Element and region data:
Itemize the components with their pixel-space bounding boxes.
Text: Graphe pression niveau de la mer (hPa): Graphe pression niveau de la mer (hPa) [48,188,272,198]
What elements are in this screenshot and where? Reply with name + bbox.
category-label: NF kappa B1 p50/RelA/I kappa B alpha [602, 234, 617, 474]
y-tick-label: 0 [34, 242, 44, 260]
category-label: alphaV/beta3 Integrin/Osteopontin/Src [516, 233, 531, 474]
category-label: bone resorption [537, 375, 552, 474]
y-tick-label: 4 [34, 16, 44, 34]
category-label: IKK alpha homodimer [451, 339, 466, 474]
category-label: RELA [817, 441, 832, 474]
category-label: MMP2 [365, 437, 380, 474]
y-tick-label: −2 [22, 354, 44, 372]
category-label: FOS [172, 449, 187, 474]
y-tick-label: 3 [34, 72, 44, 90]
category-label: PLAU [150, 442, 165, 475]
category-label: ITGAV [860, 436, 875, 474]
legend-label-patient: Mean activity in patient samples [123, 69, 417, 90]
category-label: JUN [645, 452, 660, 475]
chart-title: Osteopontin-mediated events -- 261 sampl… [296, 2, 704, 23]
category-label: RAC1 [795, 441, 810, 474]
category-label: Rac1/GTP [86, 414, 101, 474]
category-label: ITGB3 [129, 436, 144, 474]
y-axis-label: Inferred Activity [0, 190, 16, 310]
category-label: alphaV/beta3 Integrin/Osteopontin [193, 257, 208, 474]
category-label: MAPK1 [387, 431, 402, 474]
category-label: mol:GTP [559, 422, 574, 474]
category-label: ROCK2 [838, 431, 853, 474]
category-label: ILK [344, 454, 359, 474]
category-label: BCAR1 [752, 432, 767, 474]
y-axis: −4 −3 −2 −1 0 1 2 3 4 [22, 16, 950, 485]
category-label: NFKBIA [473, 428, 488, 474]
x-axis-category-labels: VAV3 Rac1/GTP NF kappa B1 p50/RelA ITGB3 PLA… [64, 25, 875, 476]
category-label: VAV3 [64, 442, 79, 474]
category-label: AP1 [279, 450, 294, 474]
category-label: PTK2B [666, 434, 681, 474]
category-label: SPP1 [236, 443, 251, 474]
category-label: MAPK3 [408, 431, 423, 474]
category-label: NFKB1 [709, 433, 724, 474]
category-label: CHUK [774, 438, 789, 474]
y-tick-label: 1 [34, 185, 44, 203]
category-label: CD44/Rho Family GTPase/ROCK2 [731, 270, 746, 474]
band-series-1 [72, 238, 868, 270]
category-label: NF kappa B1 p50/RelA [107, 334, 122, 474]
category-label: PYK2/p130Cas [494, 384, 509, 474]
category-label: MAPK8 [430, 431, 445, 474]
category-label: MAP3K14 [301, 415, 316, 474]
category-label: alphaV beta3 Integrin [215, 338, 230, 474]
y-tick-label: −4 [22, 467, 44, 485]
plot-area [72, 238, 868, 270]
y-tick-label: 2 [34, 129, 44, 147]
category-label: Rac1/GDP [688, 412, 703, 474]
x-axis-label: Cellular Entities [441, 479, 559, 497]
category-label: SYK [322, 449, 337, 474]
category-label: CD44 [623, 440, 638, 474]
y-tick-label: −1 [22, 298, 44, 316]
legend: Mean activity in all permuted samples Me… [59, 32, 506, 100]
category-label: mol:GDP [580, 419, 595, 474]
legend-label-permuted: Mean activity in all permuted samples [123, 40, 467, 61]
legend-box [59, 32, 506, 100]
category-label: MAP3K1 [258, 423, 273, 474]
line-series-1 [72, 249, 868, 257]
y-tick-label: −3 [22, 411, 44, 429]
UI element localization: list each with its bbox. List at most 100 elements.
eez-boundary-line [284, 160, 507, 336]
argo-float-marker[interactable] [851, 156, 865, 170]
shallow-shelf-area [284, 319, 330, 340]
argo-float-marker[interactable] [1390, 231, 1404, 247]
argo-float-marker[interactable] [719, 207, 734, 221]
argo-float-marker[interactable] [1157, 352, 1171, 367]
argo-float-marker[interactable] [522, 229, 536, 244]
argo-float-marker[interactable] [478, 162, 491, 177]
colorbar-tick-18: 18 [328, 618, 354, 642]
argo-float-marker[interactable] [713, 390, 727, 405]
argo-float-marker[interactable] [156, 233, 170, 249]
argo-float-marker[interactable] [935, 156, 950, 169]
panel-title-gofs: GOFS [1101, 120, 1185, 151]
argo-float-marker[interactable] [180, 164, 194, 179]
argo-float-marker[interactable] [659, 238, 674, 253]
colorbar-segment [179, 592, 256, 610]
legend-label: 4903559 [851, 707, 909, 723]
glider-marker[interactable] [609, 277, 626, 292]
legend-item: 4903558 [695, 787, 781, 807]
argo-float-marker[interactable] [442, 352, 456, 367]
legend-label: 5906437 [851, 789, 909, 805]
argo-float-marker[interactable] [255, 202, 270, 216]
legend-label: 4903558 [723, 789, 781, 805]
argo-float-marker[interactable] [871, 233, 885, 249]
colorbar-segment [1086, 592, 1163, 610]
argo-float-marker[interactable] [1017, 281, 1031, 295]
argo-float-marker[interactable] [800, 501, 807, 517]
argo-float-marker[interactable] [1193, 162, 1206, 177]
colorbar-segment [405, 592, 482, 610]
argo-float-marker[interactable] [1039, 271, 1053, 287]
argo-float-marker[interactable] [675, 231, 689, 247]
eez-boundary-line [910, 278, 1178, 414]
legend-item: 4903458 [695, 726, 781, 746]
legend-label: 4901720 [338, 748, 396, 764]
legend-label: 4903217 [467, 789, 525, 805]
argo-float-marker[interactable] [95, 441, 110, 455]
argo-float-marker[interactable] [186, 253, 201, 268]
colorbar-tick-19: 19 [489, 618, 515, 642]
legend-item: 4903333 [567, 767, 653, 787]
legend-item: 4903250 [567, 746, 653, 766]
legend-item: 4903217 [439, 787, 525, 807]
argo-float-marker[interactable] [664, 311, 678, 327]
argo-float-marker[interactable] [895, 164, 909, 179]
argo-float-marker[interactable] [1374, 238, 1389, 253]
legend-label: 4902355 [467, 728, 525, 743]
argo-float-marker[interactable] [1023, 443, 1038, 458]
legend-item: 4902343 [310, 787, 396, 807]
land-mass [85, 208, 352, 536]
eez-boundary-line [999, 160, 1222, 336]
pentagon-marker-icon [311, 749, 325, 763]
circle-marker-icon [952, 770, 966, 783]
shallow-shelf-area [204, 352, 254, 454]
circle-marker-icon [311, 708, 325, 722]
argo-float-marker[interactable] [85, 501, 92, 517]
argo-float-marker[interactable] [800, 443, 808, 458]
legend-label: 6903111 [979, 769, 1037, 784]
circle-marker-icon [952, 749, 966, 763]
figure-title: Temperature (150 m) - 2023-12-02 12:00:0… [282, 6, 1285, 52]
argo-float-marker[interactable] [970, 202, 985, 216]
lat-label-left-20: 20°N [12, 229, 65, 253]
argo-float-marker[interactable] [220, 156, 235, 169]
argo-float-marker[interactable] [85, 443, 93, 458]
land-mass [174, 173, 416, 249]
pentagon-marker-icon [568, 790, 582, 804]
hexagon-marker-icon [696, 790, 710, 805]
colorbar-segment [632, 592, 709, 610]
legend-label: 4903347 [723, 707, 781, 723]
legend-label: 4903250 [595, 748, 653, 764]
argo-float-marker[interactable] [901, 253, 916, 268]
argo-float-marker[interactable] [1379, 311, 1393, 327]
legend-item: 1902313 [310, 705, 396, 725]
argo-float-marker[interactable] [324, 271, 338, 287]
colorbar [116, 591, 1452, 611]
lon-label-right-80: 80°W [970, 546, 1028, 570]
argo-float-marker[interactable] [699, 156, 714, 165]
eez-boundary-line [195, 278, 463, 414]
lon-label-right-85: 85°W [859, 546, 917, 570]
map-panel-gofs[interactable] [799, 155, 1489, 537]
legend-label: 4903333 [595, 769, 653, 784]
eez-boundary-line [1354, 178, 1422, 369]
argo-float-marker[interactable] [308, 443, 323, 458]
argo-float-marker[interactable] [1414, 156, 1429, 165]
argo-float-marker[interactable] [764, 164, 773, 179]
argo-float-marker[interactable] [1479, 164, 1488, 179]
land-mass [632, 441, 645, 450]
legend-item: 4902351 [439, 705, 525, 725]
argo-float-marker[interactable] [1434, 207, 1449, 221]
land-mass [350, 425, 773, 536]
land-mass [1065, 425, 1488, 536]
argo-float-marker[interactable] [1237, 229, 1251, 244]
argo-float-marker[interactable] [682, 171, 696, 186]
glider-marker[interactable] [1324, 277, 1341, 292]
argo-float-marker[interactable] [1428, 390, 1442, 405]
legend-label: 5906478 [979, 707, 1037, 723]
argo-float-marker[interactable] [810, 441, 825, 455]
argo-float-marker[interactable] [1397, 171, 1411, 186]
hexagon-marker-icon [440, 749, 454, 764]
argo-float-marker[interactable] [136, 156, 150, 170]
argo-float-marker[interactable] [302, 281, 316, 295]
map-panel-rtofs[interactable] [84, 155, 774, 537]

STATED EXERCISE: Pull out every line above that contains the string "shallow".

RESPONSE TO THIS EXERCISE:
shallow-shelf-area [284, 319, 330, 340]
shallow-shelf-area [204, 352, 254, 454]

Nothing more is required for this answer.